==== RECORDS FOR PROCESSING ====
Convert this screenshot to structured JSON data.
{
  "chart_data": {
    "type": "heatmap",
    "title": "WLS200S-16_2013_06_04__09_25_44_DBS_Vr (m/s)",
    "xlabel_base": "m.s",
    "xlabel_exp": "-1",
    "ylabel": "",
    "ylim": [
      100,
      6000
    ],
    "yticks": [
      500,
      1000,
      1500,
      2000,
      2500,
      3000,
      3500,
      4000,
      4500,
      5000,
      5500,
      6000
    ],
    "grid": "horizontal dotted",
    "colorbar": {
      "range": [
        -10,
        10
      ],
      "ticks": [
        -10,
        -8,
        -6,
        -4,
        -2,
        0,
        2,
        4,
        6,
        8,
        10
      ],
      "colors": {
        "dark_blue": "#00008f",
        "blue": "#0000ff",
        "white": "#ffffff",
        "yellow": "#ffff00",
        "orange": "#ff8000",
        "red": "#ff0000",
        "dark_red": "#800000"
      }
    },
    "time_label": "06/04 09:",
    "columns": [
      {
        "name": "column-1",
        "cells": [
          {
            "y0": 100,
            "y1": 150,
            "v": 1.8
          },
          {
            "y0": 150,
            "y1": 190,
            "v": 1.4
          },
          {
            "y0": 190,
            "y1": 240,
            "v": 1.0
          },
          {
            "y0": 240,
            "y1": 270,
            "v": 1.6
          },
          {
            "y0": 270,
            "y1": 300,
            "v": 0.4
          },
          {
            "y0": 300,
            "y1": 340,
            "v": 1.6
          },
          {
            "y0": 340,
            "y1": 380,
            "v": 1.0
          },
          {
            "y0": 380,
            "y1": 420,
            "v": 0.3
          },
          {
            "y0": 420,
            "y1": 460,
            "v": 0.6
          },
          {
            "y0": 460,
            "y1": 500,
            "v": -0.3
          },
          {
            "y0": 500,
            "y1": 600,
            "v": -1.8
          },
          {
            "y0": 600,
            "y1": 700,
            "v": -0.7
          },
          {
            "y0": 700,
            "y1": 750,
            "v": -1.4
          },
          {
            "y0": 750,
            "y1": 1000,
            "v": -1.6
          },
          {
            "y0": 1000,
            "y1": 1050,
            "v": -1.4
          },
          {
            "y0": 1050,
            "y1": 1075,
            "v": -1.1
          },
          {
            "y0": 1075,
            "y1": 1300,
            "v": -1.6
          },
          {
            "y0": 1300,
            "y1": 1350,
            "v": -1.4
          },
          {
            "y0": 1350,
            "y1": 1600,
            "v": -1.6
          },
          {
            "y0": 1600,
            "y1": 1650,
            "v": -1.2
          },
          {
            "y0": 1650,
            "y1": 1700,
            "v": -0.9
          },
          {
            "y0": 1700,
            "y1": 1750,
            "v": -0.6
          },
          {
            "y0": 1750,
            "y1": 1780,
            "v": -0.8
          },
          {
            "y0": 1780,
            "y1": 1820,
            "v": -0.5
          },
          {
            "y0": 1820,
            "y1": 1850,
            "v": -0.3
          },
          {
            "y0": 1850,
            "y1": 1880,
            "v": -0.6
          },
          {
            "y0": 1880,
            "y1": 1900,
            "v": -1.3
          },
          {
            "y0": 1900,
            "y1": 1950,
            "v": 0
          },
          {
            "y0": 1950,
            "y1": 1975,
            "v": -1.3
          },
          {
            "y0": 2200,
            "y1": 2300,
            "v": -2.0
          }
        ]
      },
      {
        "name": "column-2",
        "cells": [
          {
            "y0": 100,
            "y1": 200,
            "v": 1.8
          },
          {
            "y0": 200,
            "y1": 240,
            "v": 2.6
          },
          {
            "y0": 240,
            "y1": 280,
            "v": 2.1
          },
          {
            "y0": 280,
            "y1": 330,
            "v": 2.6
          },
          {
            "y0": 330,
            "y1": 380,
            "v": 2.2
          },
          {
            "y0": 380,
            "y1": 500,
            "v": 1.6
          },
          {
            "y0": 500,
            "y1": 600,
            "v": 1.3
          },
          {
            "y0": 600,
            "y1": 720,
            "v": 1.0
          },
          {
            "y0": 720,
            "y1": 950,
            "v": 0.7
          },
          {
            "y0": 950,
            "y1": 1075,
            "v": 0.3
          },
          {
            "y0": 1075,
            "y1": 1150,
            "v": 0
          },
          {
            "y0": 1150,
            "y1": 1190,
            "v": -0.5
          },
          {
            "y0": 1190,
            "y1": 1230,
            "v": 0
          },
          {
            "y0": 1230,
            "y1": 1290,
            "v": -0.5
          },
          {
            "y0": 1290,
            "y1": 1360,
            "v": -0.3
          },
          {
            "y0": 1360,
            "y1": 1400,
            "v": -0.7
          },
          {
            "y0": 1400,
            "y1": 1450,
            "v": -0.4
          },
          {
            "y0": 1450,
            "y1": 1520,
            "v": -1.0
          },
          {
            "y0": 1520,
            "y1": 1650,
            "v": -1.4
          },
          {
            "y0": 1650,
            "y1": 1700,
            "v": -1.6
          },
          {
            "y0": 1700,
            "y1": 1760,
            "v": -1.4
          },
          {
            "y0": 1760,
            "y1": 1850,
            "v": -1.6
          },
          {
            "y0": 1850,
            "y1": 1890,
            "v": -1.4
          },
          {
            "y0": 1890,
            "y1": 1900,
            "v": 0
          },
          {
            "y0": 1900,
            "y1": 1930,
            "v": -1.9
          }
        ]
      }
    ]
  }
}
====
TASK GOAL> Extract all the entries word for word.

EXERCISE ANSWER>
Convert this screenshot to structured JSON data.
{
  "chart_data": {
    "type": "heatmap",
    "title": "WLS200S-16_2013_06_04__09_25_44_DBS_Vr (m/s)",
    "xlabel_base": "m.s",
    "xlabel_exp": "-1",
    "ylabel": "",
    "ylim": [
      100,
      6000
    ],
    "yticks": [
      500,
      1000,
      1500,
      2000,
      2500,
      3000,
      3500,
      4000,
      4500,
      5000,
      5500,
      6000
    ],
    "grid": "horizontal dotted",
    "colorbar": {
      "range": [
        -10,
        10
      ],
      "ticks": [
        -10,
        -8,
        -6,
        -4,
        -2,
        0,
        2,
        4,
        6,
        8,
        10
      ],
      "colors": {
        "dark_blue": "#00008f",
        "blue": "#0000ff",
        "white": "#ffffff",
        "yellow": "#ffff00",
        "orange": "#ff8000",
        "red": "#ff0000",
        "dark_red": "#800000"
      }
    },
    "time_label": "06/04 09:",
    "columns": [
      {
        "name": "column-1",
        "cells": [
          {
            "y0": 100,
            "y1": 150,
            "v": 1.8
          },
          {
            "y0": 150,
            "y1": 190,
            "v": 1.4
          },
          {
            "y0": 190,
            "y1": 240,
            "v": 1.0
          },
          {
            "y0": 240,
            "y1": 270,
            "v": 1.6
          },
          {
            "y0": 270,
            "y1": 300,
            "v": 0.4
          },
          {
            "y0": 300,
            "y1": 340,
            "v": 1.6
          },
          {
            "y0": 340,
            "y1": 380,
            "v": 1.0
          },
          {
            "y0": 380,
            "y1": 420,
            "v": 0.3
          },
          {
            "y0": 420,
            "y1": 460,
            "v": 0.6
          },
          {
            "y0": 460,
            "y1": 500,
            "v": -0.3
          },
          {
            "y0": 500,
            "y1": 600,
            "v": -1.8
          },
          {
            "y0": 600,
            "y1": 700,
            "v": -0.7
          },
          {
            "y0": 700,
            "y1": 750,
            "v": -1.4
          },
          {
            "y0": 750,
            "y1": 1000,
            "v": -1.6
          },
          {
            "y0": 1000,
            "y1": 1050,
            "v": -1.4
          },
          {
            "y0": 1050,
            "y1": 1075,
            "v": -1.1
          },
          {
            "y0": 1075,
            "y1": 1300,
            "v": -1.6
          },
          {
            "y0": 1300,
            "y1": 1350,
            "v": -1.4
          },
          {
            "y0": 1350,
            "y1": 1600,
            "v": -1.6
          },
          {
            "y0": 1600,
            "y1": 1650,
            "v": -1.2
          },
          {
            "y0": 1650,
            "y1": 1700,
            "v": -0.9
          },
          {
            "y0": 1700,
            "y1": 1750,
            "v": -0.6
          },
          {
            "y0": 1750,
            "y1": 1780,
            "v": -0.8
          },
          {
            "y0": 1780,
            "y1": 1820,
            "v": -0.5
          },
          {
            "y0": 1820,
            "y1": 1850,
            "v": -0.3
          },
          {
            "y0": 1850,
            "y1": 1880,
            "v": -0.6
          },
          {
            "y0": 1880,
            "y1": 1900,
            "v": -1.3
          },
          {
            "y0": 1900,
            "y1": 1950,
            "v": 0
          },
          {
            "y0": 1950,
            "y1": 1975,
            "v": -1.3
          },
          {
            "y0": 2200,
            "y1": 2300,
            "v": -2.0
          }
        ]
      },
      {
        "name": "column-2",
        "cells": [
          {
            "y0": 100,
            "y1": 200,
            "v": 1.8
          },
          {
            "y0": 200,
            "y1": 240,
            "v": 2.6
          },
          {
            "y0": 240,
            "y1": 280,
            "v": 2.1
          },
          {
            "y0": 280,
            "y1": 330,
            "v": 2.6
          },
          {
            "y0": 330,
            "y1": 380,
            "v": 2.2
          },
          {
            "y0": 380,
            "y1": 500,
            "v": 1.6
          },
          {
            "y0": 500,
            "y1": 600,
            "v": 1.3
          },
          {
            "y0": 600,
            "y1": 720,
            "v": 1.0
          },
          {
            "y0": 720,
            "y1": 950,
            "v": 0.7
          },
          {
            "y0": 950,
            "y1": 1075,
            "v": 0.3
          },
          {
            "y0": 1075,
            "y1": 1150,
            "v": 0
          },
          {
            "y0": 1150,
            "y1": 1190,
            "v": -0.5
          },
          {
            "y0": 1190,
            "y1": 1230,
            "v": 0
          },
          {
            "y0": 1230,
            "y1": 1290,
            "v": -0.5
          },
          {
            "y0": 1290,
            "y1": 1360,
            "v": -0.3
          },
          {
            "y0": 1360,
            "y1": 1400,
            "v": -0.7
          },
          {
            "y0": 1400,
            "y1": 1450,
            "v": -0.4
          },
          {
            "y0": 1450,
            "y1": 1520,
            "v": -1.0
          },
          {
            "y0": 1520,
            "y1": 1650,
            "v": -1.4
          },
          {
            "y0": 1650,
            "y1": 1700,
            "v": -1.6
          },
          {
            "y0": 1700,
            "y1": 1760,
            "v": -1.4
          },
          {
            "y0": 1760,
            "y1": 1850,
            "v": -1.6
          },
          {
            "y0": 1850,
            "y1": 1890,
            "v": -1.4
          },
          {
            "y0": 1890,
            "y1": 1900,
            "v": 0
          },
          {
            "y0": 1900,
            "y1": 1930,
            "v": -1.9
          }
        ]
      }
    ]
  }
}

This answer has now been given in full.